*PROBLEM DETAILS:* Translate this sentence from the column on Essendon below into Spanish: "The Federal Court has no jurisdiction over the AFL."

Essendon’s miscarriage of justice goes from tragedy to farce
ALLAN HIRDThe Australian12:00AM April 1, 2017
Essendon’s miscarriage of justice at the hands of ASADA, the AFL and two ministers for sport, Kate Lundy and Sussan Ley, just went from tragedy to farce this week with the AFL clearing itself of any wrongdoing.
As a friend suggested, an anonymous AFL review cleared the AFL of its role in the ASADA Essendon investigation. That is about as credible as a schoolkid forging his mum’s writing to explain why he didn’t do his homework properly.
The Australian ’s Patrick Smith’s column on the issue (“Tough Luck if you thought the AFL got it wrong with Essendon”) was meant to be an ironic response to the AFL clearing itself but provided no insight or balance. But I guess irony is the best one can expect from one of the leaders of the media pack that pursued Essendon based on selective leaking from the AFL.
The AFL’s exoneration of itself does not include basic information such as who the authors were, what the terms of reference were and who was interviewed.
There is of course much, much more to be told than the AFL wants exposed. There is plenty of information in the public domain to contest the AFL’s view it treated Essendon appropriately. Chip Le Grand’s excellent book, The Straight Dope, the transcripts of the Federal Court case Hird v ASADA and numerous pieces by Le Grand in The Australian and Michael Warner in the Herald Sun have revealed the AFL as a manipulative, bullying and untrustworthy organisation.
In January 2013, the AFL did a deal with ASADA and the Gillard government to enable ASADA to use the coercive powers in the AFL player contracts to compel Essendon players to answer questions.
The ASADA act is intended to protect the rights of athletes so that they get a fair hearing. The parliament included a provision so that athletes were not forced to incriminate themselves. Yet here we have the AFL deliberately and consciously taking away a right provided to its employees, the players, by the parliament.
Why is this such a big deal? Well, first it subverts the will of the parliament and undermines our democracy. Second, the player contracts included a clause that they would be subject to WADA/ASADA requirements, which included protection from self-incrimination in the ASADA act. Or so the players and the parliament thought. Little did the players know that their employer, the AFL, was a ruthless organisation with little respect for process or individual rights.
Former AFL chairman Mike Fitzpatrick wrongly claims the Federal Court cleared the AFL’s joint investigation with ASADA. It did no such thing and indeed it could not. The Federal Court has no jurisdiction over the AFL.
Justice John Middleton’s decision depended, in fact, on a narrow reading of the way the AFL and ASADA conducted the investigation. The ruling found the investigation belonged to the AFL, and ASADA merely sat in the same room as a witness while the AFL interviewed the Essendon players and officials. The effect of Justice Middleton’s judgment stripped the players of two basic rights enshrined in the ASADA act by the federal parliament: the right to not self-incriminate; and the right to confidentiality while being investigated.
Anyone who saw, listened to or read the media in 2013 would be aware the players and staff were denied confidentiality. The Australian Federal Police investigated whether ASADA was the source of the leaks and cleared it. The players and staff would hardly leak information damaging to themselves. That leaves the AFL as the likely source. It beggars belief that in 21st-century Australia an employer would get away with treating its employees so badly.
But the impact of Justice Middleton’s decision is far wider than Essendon. Every Australian athlete is now not protected from self-incrimination and does not have the right to confidentiality. That remains so unless the government tightens the ASADA act to ensure that it reflects the wishes of parliament. The AFL has weakened the rights of athletes and undermined the principle of a fair go.

*Lines of data:*
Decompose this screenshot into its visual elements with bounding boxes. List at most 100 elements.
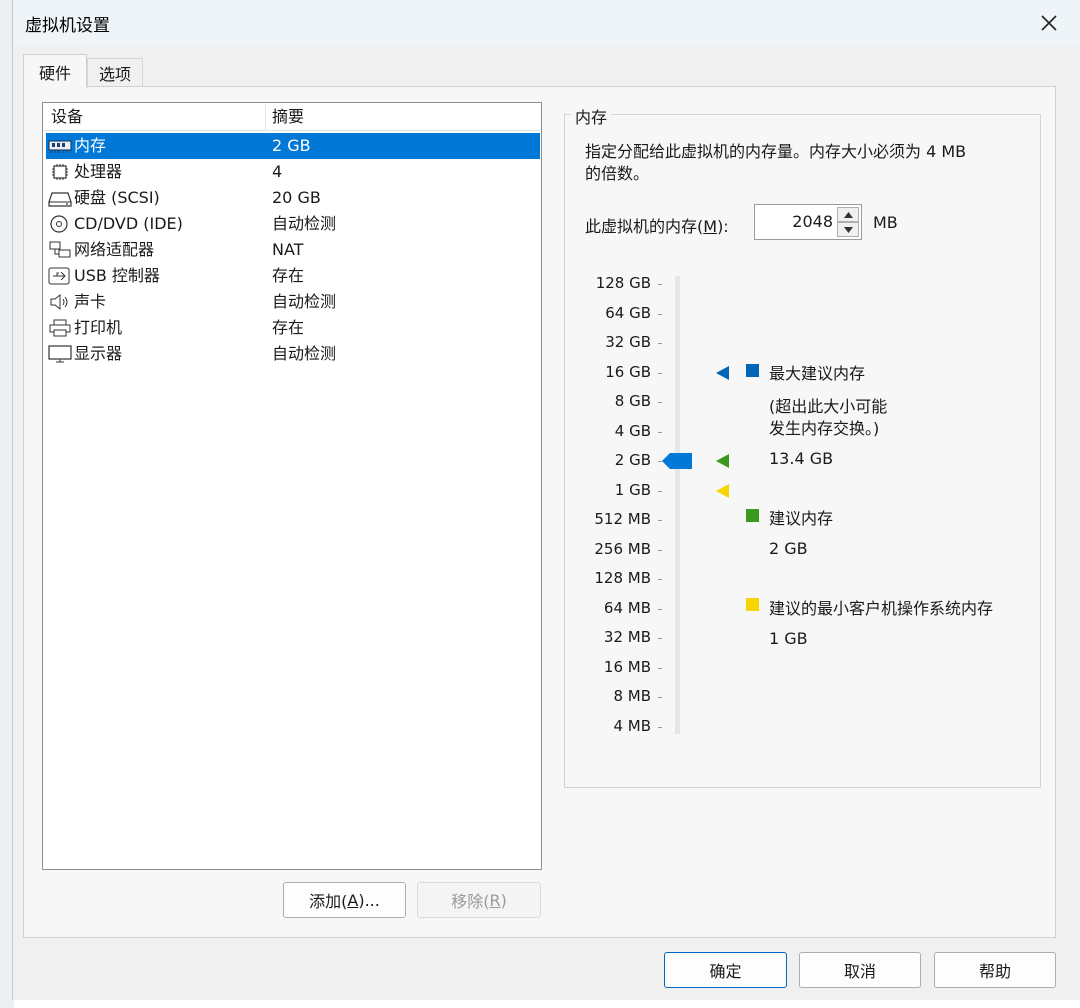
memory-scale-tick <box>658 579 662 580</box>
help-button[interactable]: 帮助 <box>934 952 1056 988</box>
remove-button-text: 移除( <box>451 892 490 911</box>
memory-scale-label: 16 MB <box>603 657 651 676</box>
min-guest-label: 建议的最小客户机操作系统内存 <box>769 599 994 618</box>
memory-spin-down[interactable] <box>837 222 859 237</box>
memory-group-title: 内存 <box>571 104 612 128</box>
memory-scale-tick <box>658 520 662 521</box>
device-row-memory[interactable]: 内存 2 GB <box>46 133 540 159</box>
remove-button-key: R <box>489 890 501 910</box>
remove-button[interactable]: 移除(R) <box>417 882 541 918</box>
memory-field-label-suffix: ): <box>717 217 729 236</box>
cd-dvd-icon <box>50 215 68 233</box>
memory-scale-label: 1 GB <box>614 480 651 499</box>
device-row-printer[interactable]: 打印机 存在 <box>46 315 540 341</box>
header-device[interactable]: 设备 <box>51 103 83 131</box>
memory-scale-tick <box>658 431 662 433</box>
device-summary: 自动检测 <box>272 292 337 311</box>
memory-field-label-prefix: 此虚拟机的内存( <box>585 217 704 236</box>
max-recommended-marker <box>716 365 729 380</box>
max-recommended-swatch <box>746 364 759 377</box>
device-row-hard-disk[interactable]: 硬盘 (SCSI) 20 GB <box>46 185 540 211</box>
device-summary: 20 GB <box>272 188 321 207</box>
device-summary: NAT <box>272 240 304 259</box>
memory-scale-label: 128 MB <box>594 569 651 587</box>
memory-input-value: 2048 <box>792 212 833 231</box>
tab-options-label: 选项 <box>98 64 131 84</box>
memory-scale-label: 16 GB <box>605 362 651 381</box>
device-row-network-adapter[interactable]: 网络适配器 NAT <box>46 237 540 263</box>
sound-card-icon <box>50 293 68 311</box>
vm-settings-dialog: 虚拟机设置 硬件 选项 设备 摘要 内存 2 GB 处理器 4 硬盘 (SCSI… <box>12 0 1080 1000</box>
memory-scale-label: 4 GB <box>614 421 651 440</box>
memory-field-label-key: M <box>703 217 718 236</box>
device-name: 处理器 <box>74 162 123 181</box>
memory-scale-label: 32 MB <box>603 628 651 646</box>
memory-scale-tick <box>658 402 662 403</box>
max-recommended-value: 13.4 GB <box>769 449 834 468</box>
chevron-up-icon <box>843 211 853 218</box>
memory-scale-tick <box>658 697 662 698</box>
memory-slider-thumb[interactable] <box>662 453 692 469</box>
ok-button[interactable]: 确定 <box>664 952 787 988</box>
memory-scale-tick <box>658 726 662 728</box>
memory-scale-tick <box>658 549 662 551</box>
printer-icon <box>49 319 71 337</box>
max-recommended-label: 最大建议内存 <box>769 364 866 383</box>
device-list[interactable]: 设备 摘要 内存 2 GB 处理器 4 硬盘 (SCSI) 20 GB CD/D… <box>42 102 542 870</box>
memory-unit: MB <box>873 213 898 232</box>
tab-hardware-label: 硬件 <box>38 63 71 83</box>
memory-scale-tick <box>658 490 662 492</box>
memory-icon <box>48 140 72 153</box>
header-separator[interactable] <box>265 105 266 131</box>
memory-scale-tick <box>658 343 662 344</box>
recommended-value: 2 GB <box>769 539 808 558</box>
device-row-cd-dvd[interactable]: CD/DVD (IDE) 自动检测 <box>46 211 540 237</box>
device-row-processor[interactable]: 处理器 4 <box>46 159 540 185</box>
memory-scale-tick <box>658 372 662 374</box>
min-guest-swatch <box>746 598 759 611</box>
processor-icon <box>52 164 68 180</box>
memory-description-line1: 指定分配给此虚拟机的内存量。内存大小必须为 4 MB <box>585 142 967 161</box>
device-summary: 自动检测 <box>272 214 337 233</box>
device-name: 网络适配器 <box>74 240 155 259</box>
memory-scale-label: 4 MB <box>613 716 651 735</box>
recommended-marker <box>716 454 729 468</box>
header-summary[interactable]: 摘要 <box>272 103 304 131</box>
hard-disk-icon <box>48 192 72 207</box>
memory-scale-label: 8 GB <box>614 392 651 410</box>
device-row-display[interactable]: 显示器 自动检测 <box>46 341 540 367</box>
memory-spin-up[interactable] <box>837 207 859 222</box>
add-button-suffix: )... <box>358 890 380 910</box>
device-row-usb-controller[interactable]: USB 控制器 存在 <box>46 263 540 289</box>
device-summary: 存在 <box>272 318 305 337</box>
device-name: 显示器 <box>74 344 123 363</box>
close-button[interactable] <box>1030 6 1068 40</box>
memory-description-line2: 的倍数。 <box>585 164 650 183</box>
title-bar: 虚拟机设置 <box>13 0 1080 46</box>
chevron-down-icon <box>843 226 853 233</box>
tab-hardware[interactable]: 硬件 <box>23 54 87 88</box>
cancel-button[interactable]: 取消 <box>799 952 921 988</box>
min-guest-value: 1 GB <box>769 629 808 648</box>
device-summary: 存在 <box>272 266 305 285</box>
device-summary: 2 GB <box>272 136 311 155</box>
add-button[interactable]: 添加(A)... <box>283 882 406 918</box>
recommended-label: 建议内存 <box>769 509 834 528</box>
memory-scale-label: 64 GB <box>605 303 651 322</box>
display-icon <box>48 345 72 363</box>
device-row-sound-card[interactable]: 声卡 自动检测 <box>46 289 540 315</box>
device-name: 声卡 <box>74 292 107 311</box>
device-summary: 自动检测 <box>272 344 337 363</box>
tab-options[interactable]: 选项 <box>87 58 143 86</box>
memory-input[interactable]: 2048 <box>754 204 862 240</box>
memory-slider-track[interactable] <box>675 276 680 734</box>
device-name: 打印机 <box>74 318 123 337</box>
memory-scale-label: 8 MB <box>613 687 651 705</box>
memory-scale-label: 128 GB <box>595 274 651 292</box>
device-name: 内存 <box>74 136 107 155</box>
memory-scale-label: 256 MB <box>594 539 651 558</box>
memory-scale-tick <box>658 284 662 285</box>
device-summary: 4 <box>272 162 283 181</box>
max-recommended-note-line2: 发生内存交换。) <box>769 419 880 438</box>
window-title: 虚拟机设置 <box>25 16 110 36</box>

*SOLUTION FOR THIS EXERCISE:* El Tribunal Federal no tiene jurisdicción sobre la AFL.